Records from a collection
○ ○ ○ ○ ○

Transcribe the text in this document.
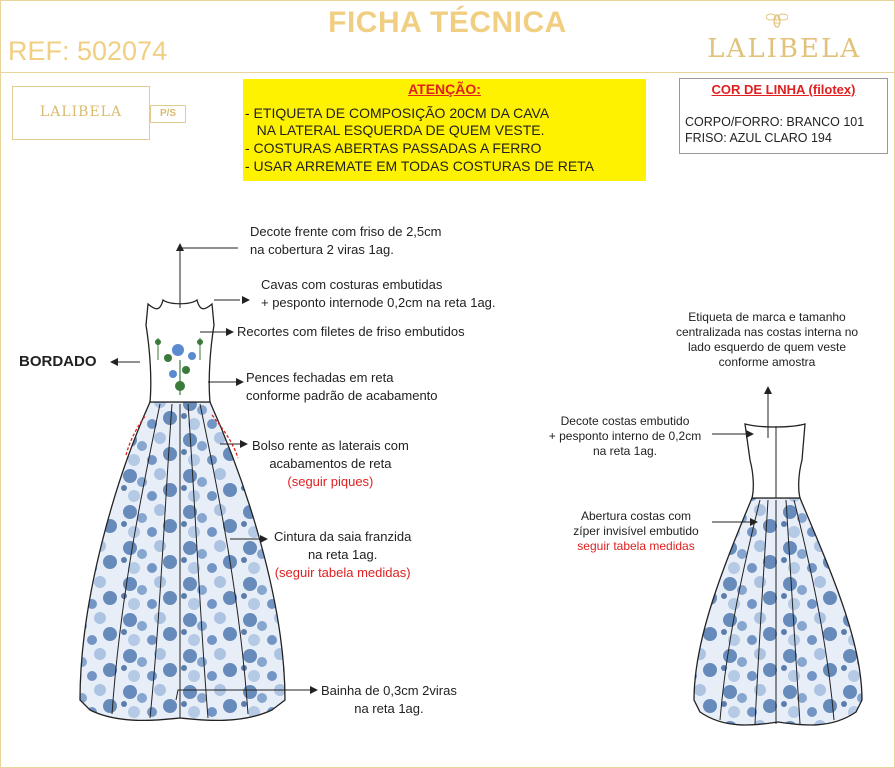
FICHA TÉCNICA
REF: 502074	LALIBELA
LALIBELA	P/S
ATENÇÃO:
- ETIQUETA DE COMPOSIÇÃO 20CM DA CAVA
NA LATERAL ESQUERDA DE QUEM VESTE.
- COSTURAS ABERTAS PASSADAS A FERRO
- USAR ARREMATE EM TODAS COSTURAS DE RETA
COR DE LINHA (filotex)
CORPO/FORRO: BRANCO 101
FRISO: AZUL CLARO 194
BORDADO
Decote frente com friso de 2,5cm
na cobertura 2 viras 1ag.
Cavas com costuras embutidas
+ pesponto internode 0,2cm na reta 1ag.
Recortes com filetes de friso embutidos
Pences fechadas em reta
conforme padrão de acabamento
Bolso rente as laterais com
acabamentos de reta
(seguir piques)
Cintura da saia franzida
na reta 1ag.
(seguir tabela medidas)
Bainha de 0,3cm 2viras
na reta 1ag.
Etiqueta de marca e tamanho
centralizada nas costas interna no
lado esquerdo de quem veste
conforme amostra
Decote costas embutido
+ pesponto interno de 0,2cm
na reta 1ag.
Abertura costas com
zíper invisível embutido
seguir tabela medidas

○ ○ ○ ○ ○

### OBJECTIVE
Leave out the pictures and output every record above precisely as given.

### SOLUTION TO THE EXERCISE
Transcribe the text in this document.
FICHA TÉCNICA
REF: 502074	LALIBELA
LALIBELA	P/S
ATENÇÃO:
- ETIQUETA DE COMPOSIÇÃO 20CM DA CAVA
NA LATERAL ESQUERDA DE QUEM VESTE.
- COSTURAS ABERTAS PASSADAS A FERRO
- USAR ARREMATE EM TODAS COSTURAS DE RETA
COR DE LINHA (filotex)
CORPO/FORRO: BRANCO 101
FRISO: AZUL CLARO 194
BORDADO
Decote frente com friso de 2,5cm
na cobertura 2 viras 1ag.
Cavas com costuras embutidas
+ pesponto internode 0,2cm na reta 1ag.
Recortes com filetes de friso embutidos
Pences fechadas em reta
conforme padrão de acabamento
Bolso rente as laterais com
acabamentos de reta
(seguir piques)
Cintura da saia franzida
na reta 1ag.
(seguir tabela medidas)
Bainha de 0,3cm 2viras
na reta 1ag.
Etiqueta de marca e tamanho
centralizada nas costas interna no
lado esquerdo de quem veste
conforme amostra
Decote costas embutido
+ pesponto interno de 0,2cm
na reta 1ag.
Abertura costas com
zíper invisível embutido
seguir tabela medidas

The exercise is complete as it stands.